═══ Task material

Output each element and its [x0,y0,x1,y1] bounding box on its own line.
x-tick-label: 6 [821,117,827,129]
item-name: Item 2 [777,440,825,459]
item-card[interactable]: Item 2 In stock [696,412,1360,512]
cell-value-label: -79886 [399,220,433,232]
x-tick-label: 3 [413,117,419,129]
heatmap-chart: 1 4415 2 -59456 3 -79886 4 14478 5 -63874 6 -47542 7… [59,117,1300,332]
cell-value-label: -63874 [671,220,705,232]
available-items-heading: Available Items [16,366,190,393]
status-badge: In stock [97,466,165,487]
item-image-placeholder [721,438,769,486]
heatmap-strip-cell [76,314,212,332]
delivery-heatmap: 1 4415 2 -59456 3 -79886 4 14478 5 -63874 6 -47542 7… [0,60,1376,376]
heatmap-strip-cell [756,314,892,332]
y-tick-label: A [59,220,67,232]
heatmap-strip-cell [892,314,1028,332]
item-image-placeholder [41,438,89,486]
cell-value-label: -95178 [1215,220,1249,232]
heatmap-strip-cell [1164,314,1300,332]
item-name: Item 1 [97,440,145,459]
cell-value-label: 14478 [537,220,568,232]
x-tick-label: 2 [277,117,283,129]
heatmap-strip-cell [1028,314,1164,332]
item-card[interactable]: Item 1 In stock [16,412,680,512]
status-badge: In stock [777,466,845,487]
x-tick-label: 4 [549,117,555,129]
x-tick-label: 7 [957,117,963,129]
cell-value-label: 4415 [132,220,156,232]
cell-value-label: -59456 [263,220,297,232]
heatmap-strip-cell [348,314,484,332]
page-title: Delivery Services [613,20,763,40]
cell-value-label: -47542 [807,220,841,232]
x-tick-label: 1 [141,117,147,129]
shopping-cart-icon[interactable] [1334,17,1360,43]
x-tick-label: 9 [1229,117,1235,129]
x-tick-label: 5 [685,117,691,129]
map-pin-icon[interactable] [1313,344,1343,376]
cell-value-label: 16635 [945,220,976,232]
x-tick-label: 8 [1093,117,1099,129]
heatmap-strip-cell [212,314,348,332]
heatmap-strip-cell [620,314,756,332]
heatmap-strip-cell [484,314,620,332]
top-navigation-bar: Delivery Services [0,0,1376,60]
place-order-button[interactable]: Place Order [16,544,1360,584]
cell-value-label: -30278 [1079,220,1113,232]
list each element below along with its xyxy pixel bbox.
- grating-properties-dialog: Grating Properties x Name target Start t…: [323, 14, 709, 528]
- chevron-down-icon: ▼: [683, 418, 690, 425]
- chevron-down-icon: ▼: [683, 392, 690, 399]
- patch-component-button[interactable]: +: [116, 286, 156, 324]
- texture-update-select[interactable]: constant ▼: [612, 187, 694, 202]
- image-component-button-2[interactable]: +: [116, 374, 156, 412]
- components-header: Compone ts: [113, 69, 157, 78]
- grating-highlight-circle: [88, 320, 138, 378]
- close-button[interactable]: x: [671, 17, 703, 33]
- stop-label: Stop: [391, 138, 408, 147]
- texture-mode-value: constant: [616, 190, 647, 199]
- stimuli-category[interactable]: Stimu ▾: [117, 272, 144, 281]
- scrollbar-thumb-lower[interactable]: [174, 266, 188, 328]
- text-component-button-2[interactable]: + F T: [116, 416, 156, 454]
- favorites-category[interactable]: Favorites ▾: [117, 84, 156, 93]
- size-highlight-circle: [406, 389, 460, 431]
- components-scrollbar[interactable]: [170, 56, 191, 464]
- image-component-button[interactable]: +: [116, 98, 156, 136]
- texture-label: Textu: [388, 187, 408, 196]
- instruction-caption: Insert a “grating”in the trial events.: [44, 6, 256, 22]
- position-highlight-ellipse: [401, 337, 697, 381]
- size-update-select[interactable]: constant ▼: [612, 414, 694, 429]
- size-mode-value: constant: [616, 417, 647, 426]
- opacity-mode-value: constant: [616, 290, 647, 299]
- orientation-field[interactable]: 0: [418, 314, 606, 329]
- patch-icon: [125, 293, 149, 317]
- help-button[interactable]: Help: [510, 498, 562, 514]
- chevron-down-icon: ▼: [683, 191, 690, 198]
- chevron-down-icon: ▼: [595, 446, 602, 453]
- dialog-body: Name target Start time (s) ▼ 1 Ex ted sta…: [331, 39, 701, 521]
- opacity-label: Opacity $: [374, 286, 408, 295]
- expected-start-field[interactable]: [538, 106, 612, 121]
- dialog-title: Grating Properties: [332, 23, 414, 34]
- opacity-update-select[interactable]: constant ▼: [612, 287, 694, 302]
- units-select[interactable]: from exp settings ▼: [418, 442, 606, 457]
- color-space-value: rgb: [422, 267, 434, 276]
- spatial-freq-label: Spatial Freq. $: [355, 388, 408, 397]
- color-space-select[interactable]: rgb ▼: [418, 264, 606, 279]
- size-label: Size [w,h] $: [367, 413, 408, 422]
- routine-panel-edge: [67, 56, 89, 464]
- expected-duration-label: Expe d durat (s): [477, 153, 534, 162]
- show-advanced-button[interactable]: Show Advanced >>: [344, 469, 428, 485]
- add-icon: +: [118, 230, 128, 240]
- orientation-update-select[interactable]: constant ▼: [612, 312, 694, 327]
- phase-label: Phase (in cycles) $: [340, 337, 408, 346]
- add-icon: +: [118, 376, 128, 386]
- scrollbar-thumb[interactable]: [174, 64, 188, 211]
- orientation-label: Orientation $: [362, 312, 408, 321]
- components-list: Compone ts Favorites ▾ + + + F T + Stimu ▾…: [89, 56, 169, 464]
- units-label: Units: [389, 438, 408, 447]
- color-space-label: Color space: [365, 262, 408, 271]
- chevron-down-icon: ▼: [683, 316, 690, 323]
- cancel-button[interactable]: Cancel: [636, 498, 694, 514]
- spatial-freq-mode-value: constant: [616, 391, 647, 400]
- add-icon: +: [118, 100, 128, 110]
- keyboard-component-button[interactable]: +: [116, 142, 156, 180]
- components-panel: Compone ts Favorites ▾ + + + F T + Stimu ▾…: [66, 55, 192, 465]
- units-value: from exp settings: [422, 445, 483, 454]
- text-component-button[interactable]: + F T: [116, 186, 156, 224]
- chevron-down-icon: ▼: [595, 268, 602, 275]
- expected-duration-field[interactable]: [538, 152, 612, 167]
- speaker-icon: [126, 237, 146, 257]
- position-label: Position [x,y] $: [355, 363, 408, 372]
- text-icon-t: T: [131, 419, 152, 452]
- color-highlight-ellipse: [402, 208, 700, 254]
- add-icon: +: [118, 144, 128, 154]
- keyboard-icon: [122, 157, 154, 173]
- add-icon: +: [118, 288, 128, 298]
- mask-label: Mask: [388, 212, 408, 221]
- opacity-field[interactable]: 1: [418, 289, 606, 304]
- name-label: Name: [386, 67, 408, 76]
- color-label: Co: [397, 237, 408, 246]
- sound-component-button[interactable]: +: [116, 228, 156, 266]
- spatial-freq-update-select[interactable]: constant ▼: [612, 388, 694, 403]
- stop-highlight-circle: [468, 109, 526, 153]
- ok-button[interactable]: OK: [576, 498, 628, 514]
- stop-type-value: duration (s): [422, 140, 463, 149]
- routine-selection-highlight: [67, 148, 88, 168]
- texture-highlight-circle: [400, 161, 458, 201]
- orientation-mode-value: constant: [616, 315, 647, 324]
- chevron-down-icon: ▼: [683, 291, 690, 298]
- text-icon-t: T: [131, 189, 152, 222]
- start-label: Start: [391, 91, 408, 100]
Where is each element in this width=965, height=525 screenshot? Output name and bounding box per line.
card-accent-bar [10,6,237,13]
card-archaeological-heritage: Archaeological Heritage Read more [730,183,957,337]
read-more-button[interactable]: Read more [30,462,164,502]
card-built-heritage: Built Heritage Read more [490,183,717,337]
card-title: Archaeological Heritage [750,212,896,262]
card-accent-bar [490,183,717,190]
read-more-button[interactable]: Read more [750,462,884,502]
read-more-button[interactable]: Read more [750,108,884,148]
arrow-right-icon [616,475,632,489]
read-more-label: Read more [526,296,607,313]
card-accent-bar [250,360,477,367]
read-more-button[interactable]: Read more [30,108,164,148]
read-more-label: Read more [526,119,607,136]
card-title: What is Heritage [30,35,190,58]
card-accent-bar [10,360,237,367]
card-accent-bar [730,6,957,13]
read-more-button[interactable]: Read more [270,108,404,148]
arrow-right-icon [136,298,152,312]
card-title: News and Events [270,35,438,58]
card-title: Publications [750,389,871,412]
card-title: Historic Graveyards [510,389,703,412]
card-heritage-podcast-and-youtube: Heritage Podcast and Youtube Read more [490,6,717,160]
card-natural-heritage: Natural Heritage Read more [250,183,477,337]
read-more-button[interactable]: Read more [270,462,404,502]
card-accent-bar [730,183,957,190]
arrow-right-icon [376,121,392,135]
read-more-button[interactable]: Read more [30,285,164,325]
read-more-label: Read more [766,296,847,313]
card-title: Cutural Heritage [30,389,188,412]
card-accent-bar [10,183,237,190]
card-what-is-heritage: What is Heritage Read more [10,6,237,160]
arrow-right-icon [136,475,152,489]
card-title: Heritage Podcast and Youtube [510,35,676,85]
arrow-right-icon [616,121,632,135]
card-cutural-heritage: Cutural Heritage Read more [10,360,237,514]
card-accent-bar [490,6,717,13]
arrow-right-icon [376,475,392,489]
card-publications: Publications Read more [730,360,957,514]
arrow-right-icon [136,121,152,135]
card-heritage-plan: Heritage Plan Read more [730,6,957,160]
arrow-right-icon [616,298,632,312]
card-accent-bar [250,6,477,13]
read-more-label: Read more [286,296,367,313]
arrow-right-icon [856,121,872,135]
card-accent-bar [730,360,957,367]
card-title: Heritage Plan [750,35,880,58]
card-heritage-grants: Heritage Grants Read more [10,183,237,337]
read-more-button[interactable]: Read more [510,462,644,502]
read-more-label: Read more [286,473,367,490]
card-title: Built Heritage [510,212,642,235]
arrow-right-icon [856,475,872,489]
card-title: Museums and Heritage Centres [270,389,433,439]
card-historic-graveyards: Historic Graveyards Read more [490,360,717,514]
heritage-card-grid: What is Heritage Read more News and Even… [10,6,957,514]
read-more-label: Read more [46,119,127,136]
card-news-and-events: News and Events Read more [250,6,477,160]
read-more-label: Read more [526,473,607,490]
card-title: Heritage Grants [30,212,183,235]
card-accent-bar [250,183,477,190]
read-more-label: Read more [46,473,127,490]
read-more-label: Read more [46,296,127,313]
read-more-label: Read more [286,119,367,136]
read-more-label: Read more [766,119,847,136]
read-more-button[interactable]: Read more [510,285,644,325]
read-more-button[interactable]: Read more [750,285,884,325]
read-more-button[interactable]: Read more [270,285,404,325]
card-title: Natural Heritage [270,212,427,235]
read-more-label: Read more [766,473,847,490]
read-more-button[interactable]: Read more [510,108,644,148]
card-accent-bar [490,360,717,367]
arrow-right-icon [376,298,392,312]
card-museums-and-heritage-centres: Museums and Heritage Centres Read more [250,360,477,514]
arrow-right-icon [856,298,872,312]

══════

*Work to complete*.
Retype the lines from the first one through the line containing "cell-value-label: -63874 [671,220,705,232]", including both.

*Output for this task*.
Output each element and its [x0,y0,x1,y1] bounding box on its own line.
x-tick-label: 6 [821,117,827,129]
item-name: Item 2 [777,440,825,459]
item-card[interactable]: Item 2 In stock [696,412,1360,512]
cell-value-label: -79886 [399,220,433,232]
x-tick-label: 3 [413,117,419,129]
heatmap-chart: 1 4415 2 -59456 3 -79886 4 14478 5 -63874 6 -47542 7… [59,117,1300,332]
cell-value-label: -63874 [671,220,705,232]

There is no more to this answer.